--- START Data supplied ---

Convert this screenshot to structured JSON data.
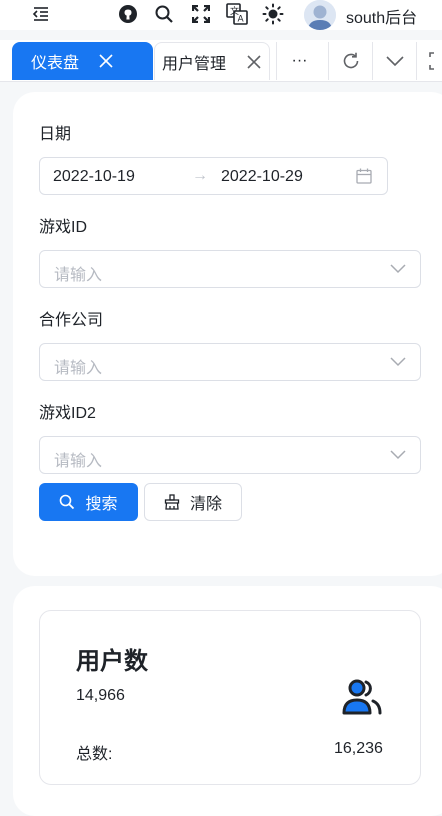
{
  "header": {
    "icons": [
      "menu-fold-icon",
      "github-icon",
      "search-icon",
      "fullscreen-icon",
      "translate-icon",
      "theme-sun-icon"
    ],
    "username": "south后台"
  },
  "tabs": [
    {
      "label": "仪表盘",
      "active": true
    },
    {
      "label": "用户管理",
      "active": false
    }
  ],
  "tab_tools": {
    "more": "···"
  },
  "form": {
    "date": {
      "label": "日期",
      "start": "2022-10-19",
      "separator": "→",
      "end": "2022-10-29"
    },
    "game_id": {
      "label": "游戏ID",
      "placeholder": "请输入"
    },
    "company": {
      "label": "合作公司",
      "placeholder": "请输入"
    },
    "game_id2": {
      "label": "游戏ID2",
      "placeholder": "请输入"
    },
    "search_label": "搜索",
    "clear_label": "清除"
  },
  "stats": {
    "title": "用户数",
    "value": "14,966",
    "total_label": "总数:",
    "total_value": "16,236"
  },
  "colors": {
    "accent": "#1877f2",
    "background": "#f5f7f9",
    "border": "#dcdfe6",
    "placeholder": "#b6bac2"
  }
}
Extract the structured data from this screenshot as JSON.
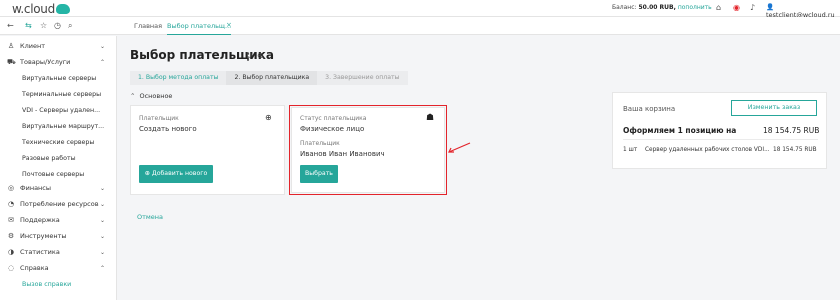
{
  "header": {
    "logo": "w.cloud",
    "balance_label": "Баланс:",
    "balance_value": "50.00 RUB,",
    "topup_link": "пополнить",
    "user_email": "testclient@wcloud.ru",
    "icons": [
      "home-icon",
      "warning-icon",
      "bell-icon",
      "user-icon"
    ]
  },
  "tabs": [
    {
      "label": "Главная"
    },
    {
      "label": "Выбор плательщ..."
    }
  ],
  "sidebar": {
    "sections": [
      {
        "label": "Клиент",
        "icon": "user-icon"
      },
      {
        "label": "Товары/Услуги",
        "icon": "cart-icon"
      },
      {
        "label": "Финансы",
        "icon": "coin-icon"
      },
      {
        "label": "Потребление ресурсов",
        "icon": "chart-icon"
      },
      {
        "label": "Поддержка",
        "icon": "support-icon"
      },
      {
        "label": "Инструменты",
        "icon": "gear-icon"
      },
      {
        "label": "Статистика",
        "icon": "stats-icon"
      },
      {
        "label": "Справка",
        "icon": "help-icon"
      }
    ],
    "services": [
      "Виртуальные серверы",
      "Терминальные серверы",
      "VDI - Серверы удален...",
      "Виртуальные маршрут...",
      "Технические серверы",
      "Разовые работы",
      "Почтовые серверы"
    ],
    "help_items": [
      "Вызов справки"
    ]
  },
  "main": {
    "title": "Выбор плательщика",
    "steps": [
      "1. Выбор метода оплаты",
      "2. Выбор плательщика",
      "3. Завершение оплаты"
    ],
    "section_label": "Основное",
    "card_new": {
      "payer_label": "Плательщик",
      "payer_value": "Создать нового",
      "add_button": "Добавить нового"
    },
    "card_existing": {
      "status_label": "Статус плательщика",
      "status_value": "Физическое лицо",
      "payer_label": "Плательщик",
      "payer_value": "Иванов Иван Иванович",
      "select_button": "Выбрать"
    },
    "cancel_link": "Отмена"
  },
  "cart": {
    "title": "Ваша корзина",
    "change_button": "Изменить заказ",
    "heading": "Оформляем 1 позицию на",
    "total": "18 154.75 RUB",
    "items": [
      {
        "qty": "1 шт",
        "name": "Сервер удаленных рабочих столов VDI...",
        "price": "18 154.75 RUB"
      }
    ]
  },
  "colors": {
    "accent": "#26a69a",
    "highlight": "#e3242b"
  }
}
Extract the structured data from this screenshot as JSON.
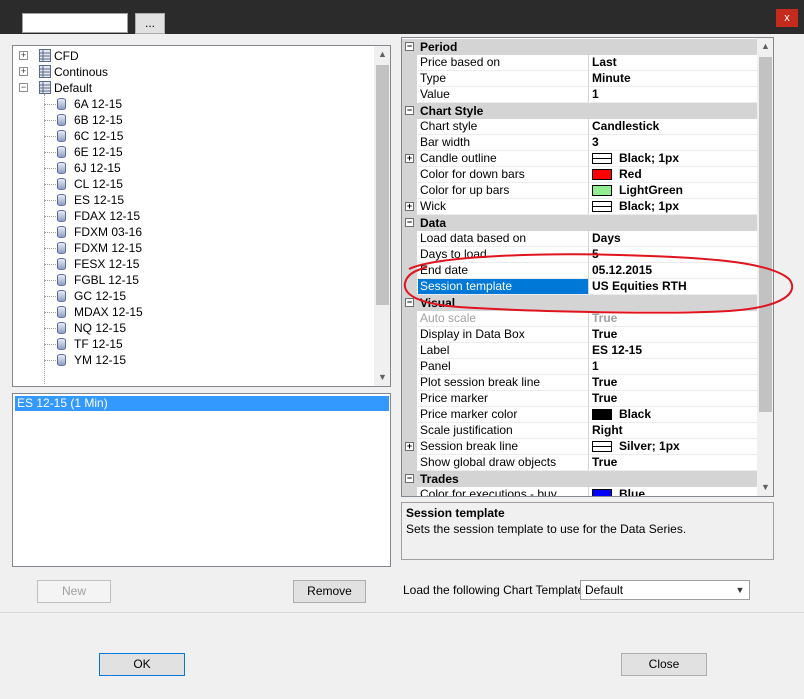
{
  "window": {
    "close_glyph": "x"
  },
  "search": {
    "value": "",
    "placeholder": ""
  },
  "browse_button": {
    "label": "..."
  },
  "tree": {
    "nodes": [
      {
        "label": "CFD",
        "level": 0,
        "expander": "+"
      },
      {
        "label": "Continous",
        "level": 0,
        "expander": "+"
      },
      {
        "label": "Default",
        "level": 0,
        "expander": "−"
      },
      {
        "label": "6A 12-15",
        "level": 1
      },
      {
        "label": "6B 12-15",
        "level": 1
      },
      {
        "label": "6C 12-15",
        "level": 1
      },
      {
        "label": "6E 12-15",
        "level": 1
      },
      {
        "label": "6J 12-15",
        "level": 1
      },
      {
        "label": "CL 12-15",
        "level": 1
      },
      {
        "label": "ES 12-15",
        "level": 1
      },
      {
        "label": "FDAX 12-15",
        "level": 1
      },
      {
        "label": "FDXM 03-16",
        "level": 1
      },
      {
        "label": "FDXM 12-15",
        "level": 1
      },
      {
        "label": "FESX 12-15",
        "level": 1
      },
      {
        "label": "FGBL 12-15",
        "level": 1
      },
      {
        "label": "GC 12-15",
        "level": 1
      },
      {
        "label": "MDAX 12-15",
        "level": 1
      },
      {
        "label": "NQ 12-15",
        "level": 1
      },
      {
        "label": "TF 12-15",
        "level": 1
      },
      {
        "label": "YM 12-15",
        "level": 1
      }
    ],
    "scroll_up_glyph": "▲",
    "scroll_down_glyph": "▼"
  },
  "series_list": {
    "items": [
      "ES 12-15 (1 Min)"
    ]
  },
  "buttons": {
    "new": "New",
    "remove": "Remove",
    "ok": "OK",
    "close": "Close"
  },
  "properties": {
    "rows": [
      {
        "kind": "category",
        "label": "Period",
        "toggle": "−"
      },
      {
        "kind": "prop",
        "name": "Price based on",
        "value": "Last"
      },
      {
        "kind": "prop",
        "name": "Type",
        "value": "Minute"
      },
      {
        "kind": "prop",
        "name": "Value",
        "value": "1"
      },
      {
        "kind": "category",
        "label": "Chart Style",
        "toggle": "−"
      },
      {
        "kind": "prop",
        "name": "Chart style",
        "value": "Candlestick"
      },
      {
        "kind": "prop",
        "name": "Bar width",
        "value": "3"
      },
      {
        "kind": "prop",
        "name": "Candle outline",
        "value": "Black; 1px",
        "swatch": "line",
        "expandable": "+"
      },
      {
        "kind": "prop",
        "name": "Color for down bars",
        "value": "Red",
        "swatch": "#ff0000"
      },
      {
        "kind": "prop",
        "name": "Color for up bars",
        "value": "LightGreen",
        "swatch": "#90ee90"
      },
      {
        "kind": "prop",
        "name": "Wick",
        "value": "Black; 1px",
        "swatch": "line",
        "expandable": "+"
      },
      {
        "kind": "category",
        "label": "Data",
        "toggle": "−"
      },
      {
        "kind": "prop",
        "name": "Load data based on",
        "value": "Days"
      },
      {
        "kind": "prop",
        "name": "Days to load",
        "value": "5"
      },
      {
        "kind": "prop",
        "name": "End date",
        "value": "05.12.2015"
      },
      {
        "kind": "prop",
        "name": "Session template",
        "value": "US Equities RTH",
        "selected": true,
        "dropdown": "▼"
      },
      {
        "kind": "category",
        "label": "Visual",
        "toggle": "−"
      },
      {
        "kind": "prop",
        "name": "Auto scale",
        "value": "True",
        "greyed": true
      },
      {
        "kind": "prop",
        "name": "Display in Data Box",
        "value": "True"
      },
      {
        "kind": "prop",
        "name": "Label",
        "value": "ES 12-15"
      },
      {
        "kind": "prop",
        "name": "Panel",
        "value": "1"
      },
      {
        "kind": "prop",
        "name": "Plot session break line",
        "value": "True"
      },
      {
        "kind": "prop",
        "name": "Price marker",
        "value": "True"
      },
      {
        "kind": "prop",
        "name": "Price marker color",
        "value": "Black",
        "swatch": "#000000"
      },
      {
        "kind": "prop",
        "name": "Scale justification",
        "value": "Right"
      },
      {
        "kind": "prop",
        "name": "Session break line",
        "value": "Silver; 1px",
        "swatch": "line",
        "expandable": "+"
      },
      {
        "kind": "prop",
        "name": "Show global draw objects",
        "value": "True"
      },
      {
        "kind": "category",
        "label": "Trades",
        "toggle": "−"
      },
      {
        "kind": "prop",
        "name": "Color for executions - buy",
        "value": "Blue",
        "swatch": "#0000ff"
      }
    ]
  },
  "description": {
    "title": "Session template",
    "text": "Sets the session template to use for the Data Series."
  },
  "template": {
    "label": "Load the following Chart Template:",
    "selected": "Default",
    "arrow": "▼"
  },
  "colors": {
    "selection": "#3399ff",
    "property_selected": "#0078d7",
    "annotation": "#e0141e",
    "close_button": "#c42b1c"
  }
}
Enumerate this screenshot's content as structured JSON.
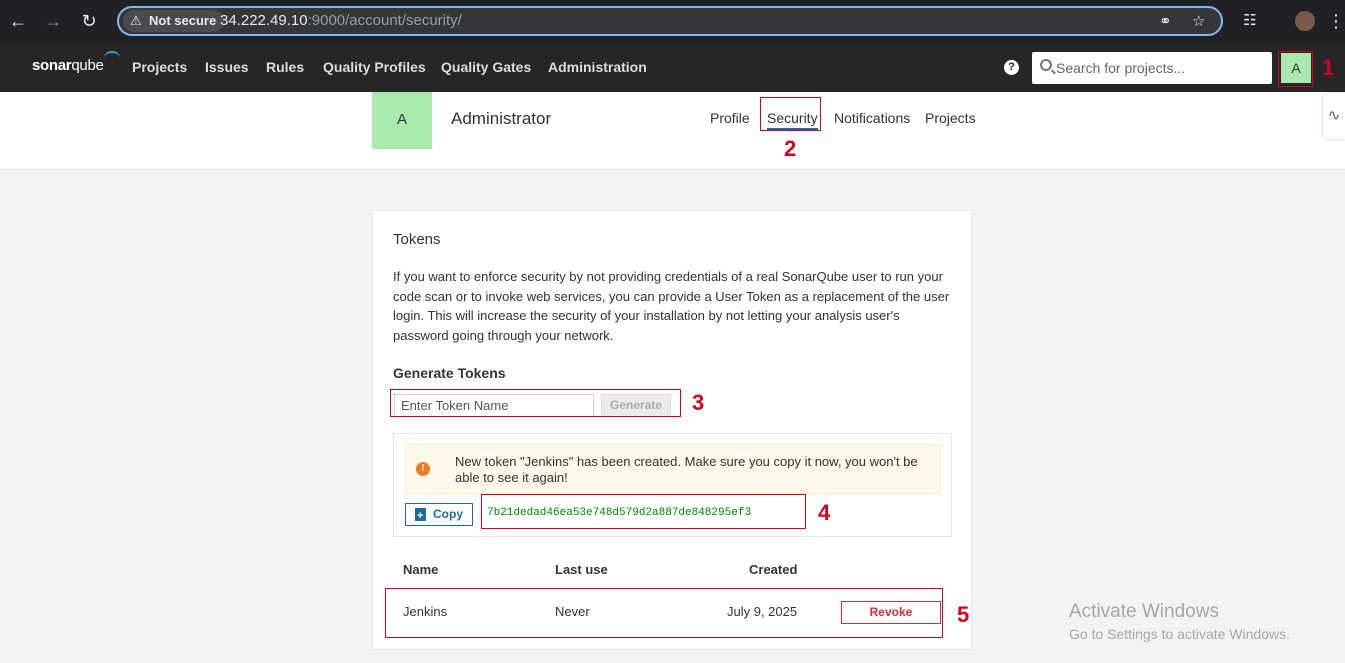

--- END Data supplied ---

▶ _Written instruction_: Using the listing, collect all lines in which the string "break" is found.

▶ _Solved problem_:
        "name": "Plot session break line",
        "name": "Session break line",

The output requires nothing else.